Data entries.
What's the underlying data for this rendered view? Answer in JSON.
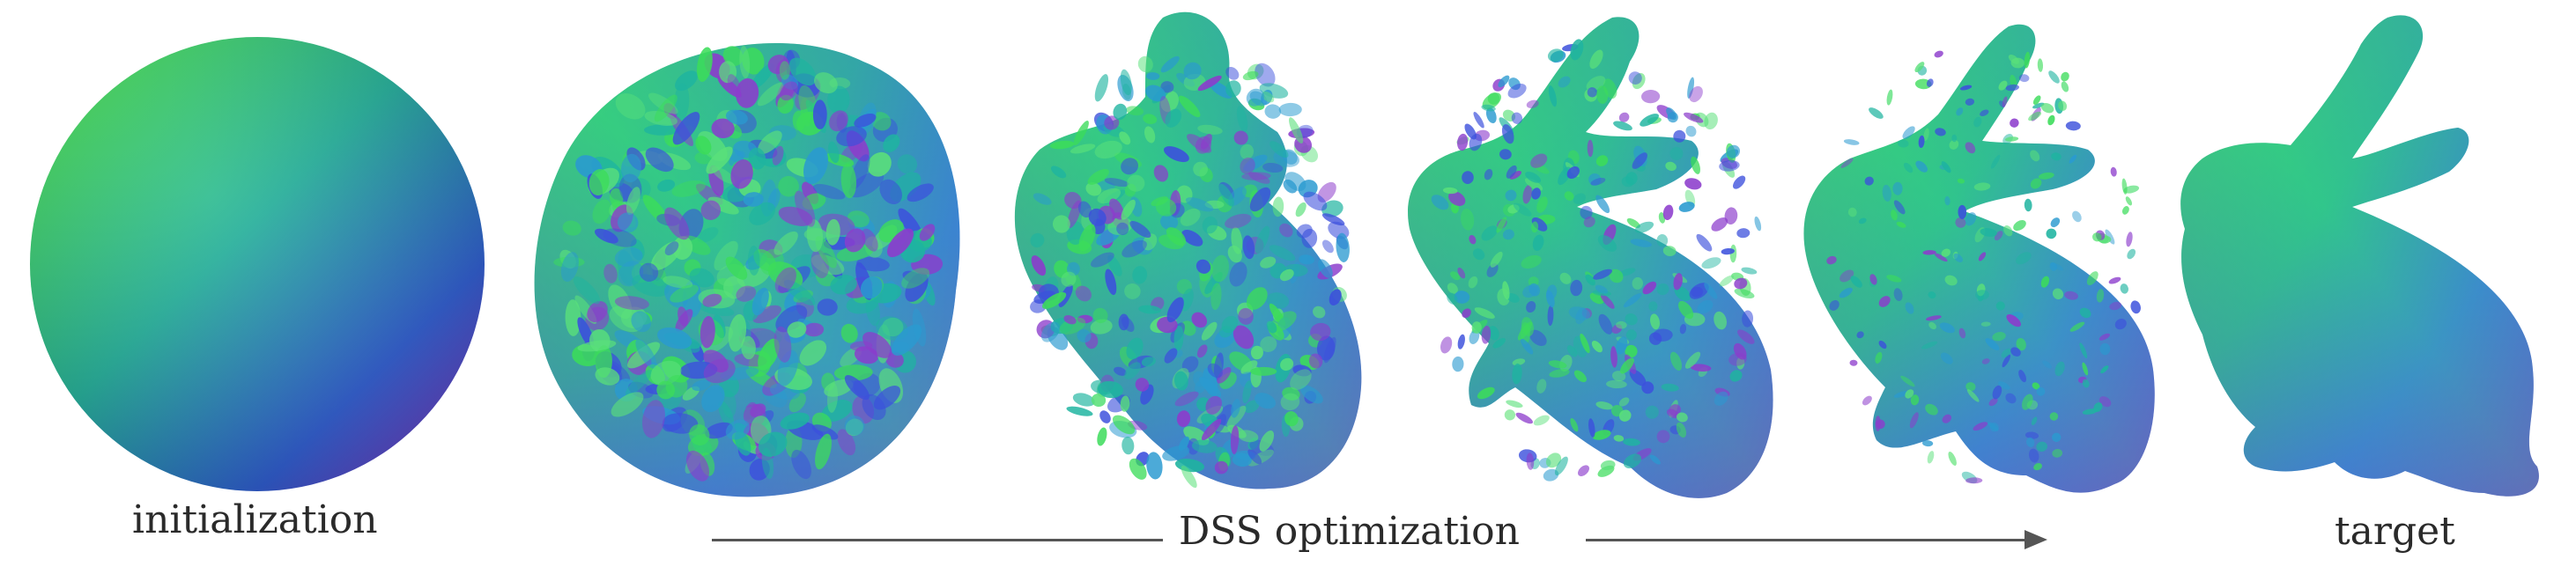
{
  "figure": {
    "stages": [
      {
        "id": "initialization",
        "label": "initialization"
      },
      {
        "id": "opt-1",
        "label": ""
      },
      {
        "id": "opt-2",
        "label": ""
      },
      {
        "id": "opt-3",
        "label": ""
      },
      {
        "id": "opt-4",
        "label": ""
      },
      {
        "id": "target",
        "label": "target"
      }
    ],
    "arrow_label": "DSS optimization",
    "colors": {
      "green": "#3cdc5a",
      "teal": "#1eb4a0",
      "blue": "#3c50dc",
      "purple": "#8c3ccc",
      "arrow": "#555555"
    }
  }
}
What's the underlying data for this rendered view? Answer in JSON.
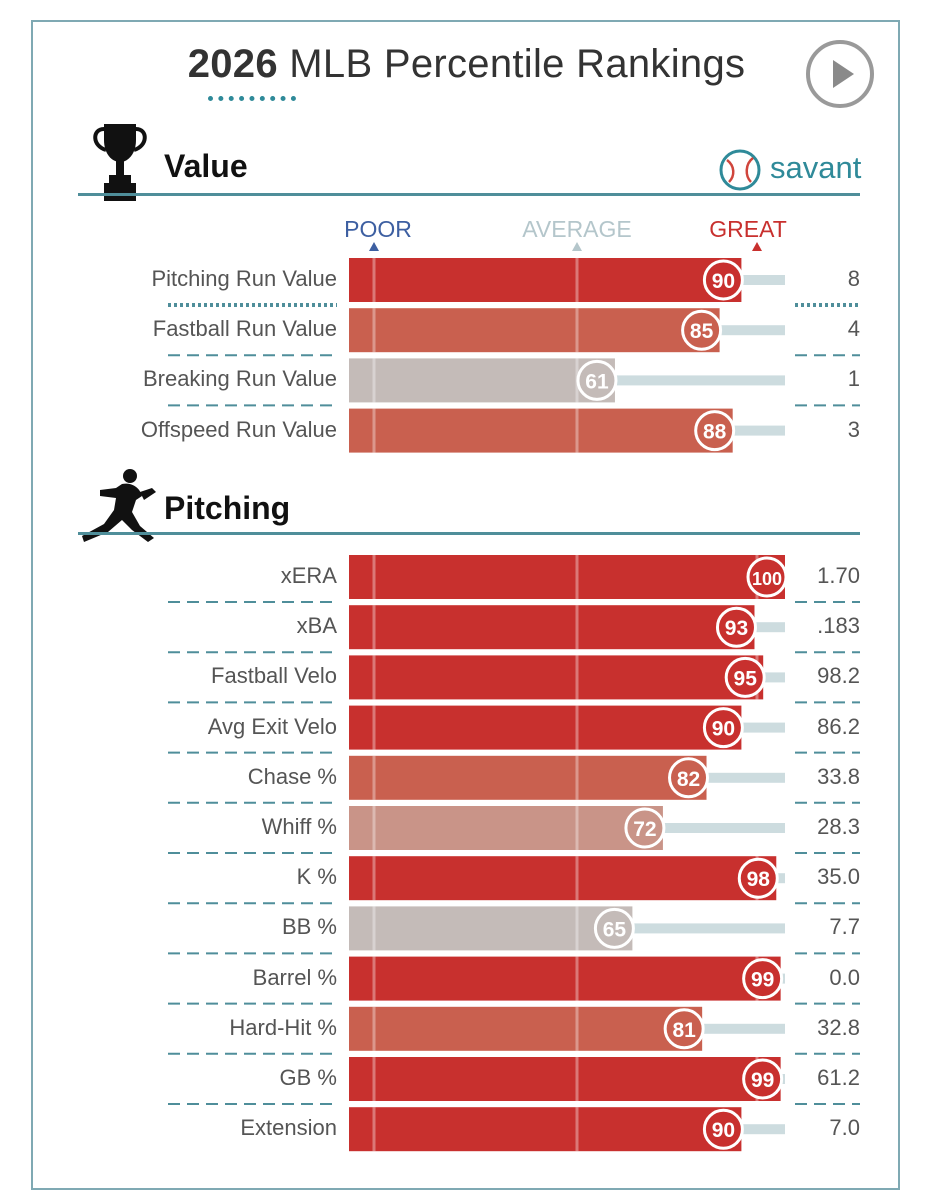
{
  "header": {
    "year": "2026",
    "title_rest": "MLB Percentile Rankings"
  },
  "scale": {
    "poor": "POOR",
    "average": "AVERAGE",
    "great": "GREAT"
  },
  "brand": {
    "savant": "savant"
  },
  "colors": {
    "great": "#c8302e",
    "good": "#c9604f",
    "average": "#c4bbb8",
    "line": "#4f8e9a",
    "track": "#cddcdf"
  },
  "chart_data": [
    {
      "type": "bar",
      "title": "Value",
      "xlim": [
        0,
        100
      ],
      "categories": [
        "Pitching Run Value",
        "Fastball Run Value",
        "Breaking Run Value",
        "Offspeed Run Value"
      ],
      "values": [
        90,
        85,
        61,
        88
      ],
      "stat_values": [
        "8",
        "4",
        "1",
        "3"
      ]
    },
    {
      "type": "bar",
      "title": "Pitching",
      "xlim": [
        0,
        100
      ],
      "categories": [
        "xERA",
        "xBA",
        "Fastball Velo",
        "Avg Exit Velo",
        "Chase %",
        "Whiff %",
        "K %",
        "BB %",
        "Barrel %",
        "Hard-Hit %",
        "GB %",
        "Extension"
      ],
      "values": [
        100,
        93,
        95,
        90,
        82,
        72,
        98,
        65,
        99,
        81,
        99,
        90
      ],
      "stat_values": [
        "1.70",
        ".183",
        "98.2",
        "86.2",
        "33.8",
        "28.3",
        "35.0",
        "7.7",
        "0.0",
        "32.8",
        "61.2",
        "7.0"
      ]
    }
  ]
}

Required work. Leave out the pictures and copy everything else in the records word for word.

Completed exercise.
What's the underlying data for this rendered view? Answer in JSON.
{
  "figure": {
    "stages": [
      {
        "id": "initialization",
        "label": "initialization"
      },
      {
        "id": "opt-1",
        "label": ""
      },
      {
        "id": "opt-2",
        "label": ""
      },
      {
        "id": "opt-3",
        "label": ""
      },
      {
        "id": "opt-4",
        "label": ""
      },
      {
        "id": "target",
        "label": "target"
      }
    ],
    "arrow_label": "DSS optimization",
    "colors": {
      "green": "#3cdc5a",
      "teal": "#1eb4a0",
      "blue": "#3c50dc",
      "purple": "#8c3ccc",
      "arrow": "#555555"
    }
  }
}
What's the underlying data for this rendered view? Answer in JSON.
{
  "header": {
    "year": "2026",
    "title_rest": "MLB Percentile Rankings"
  },
  "scale": {
    "poor": "POOR",
    "average": "AVERAGE",
    "great": "GREAT"
  },
  "brand": {
    "savant": "savant"
  },
  "colors": {
    "great": "#c8302e",
    "good": "#c9604f",
    "average": "#c4bbb8",
    "line": "#4f8e9a",
    "track": "#cddcdf"
  },
  "chart_data": [
    {
      "type": "bar",
      "title": "Value",
      "xlim": [
        0,
        100
      ],
      "categories": [
        "Pitching Run Value",
        "Fastball Run Value",
        "Breaking Run Value",
        "Offspeed Run Value"
      ],
      "values": [
        90,
        85,
        61,
        88
      ],
      "stat_values": [
        "8",
        "4",
        "1",
        "3"
      ]
    },
    {
      "type": "bar",
      "title": "Pitching",
      "xlim": [
        0,
        100
      ],
      "categories": [
        "xERA",
        "xBA",
        "Fastball Velo",
        "Avg Exit Velo",
        "Chase %",
        "Whiff %",
        "K %",
        "BB %",
        "Barrel %",
        "Hard-Hit %",
        "GB %",
        "Extension"
      ],
      "values": [
        100,
        93,
        95,
        90,
        82,
        72,
        98,
        65,
        99,
        81,
        99,
        90
      ],
      "stat_values": [
        "1.70",
        ".183",
        "98.2",
        "86.2",
        "33.8",
        "28.3",
        "35.0",
        "7.7",
        "0.0",
        "32.8",
        "61.2",
        "7.0"
      ]
    }
  ]
}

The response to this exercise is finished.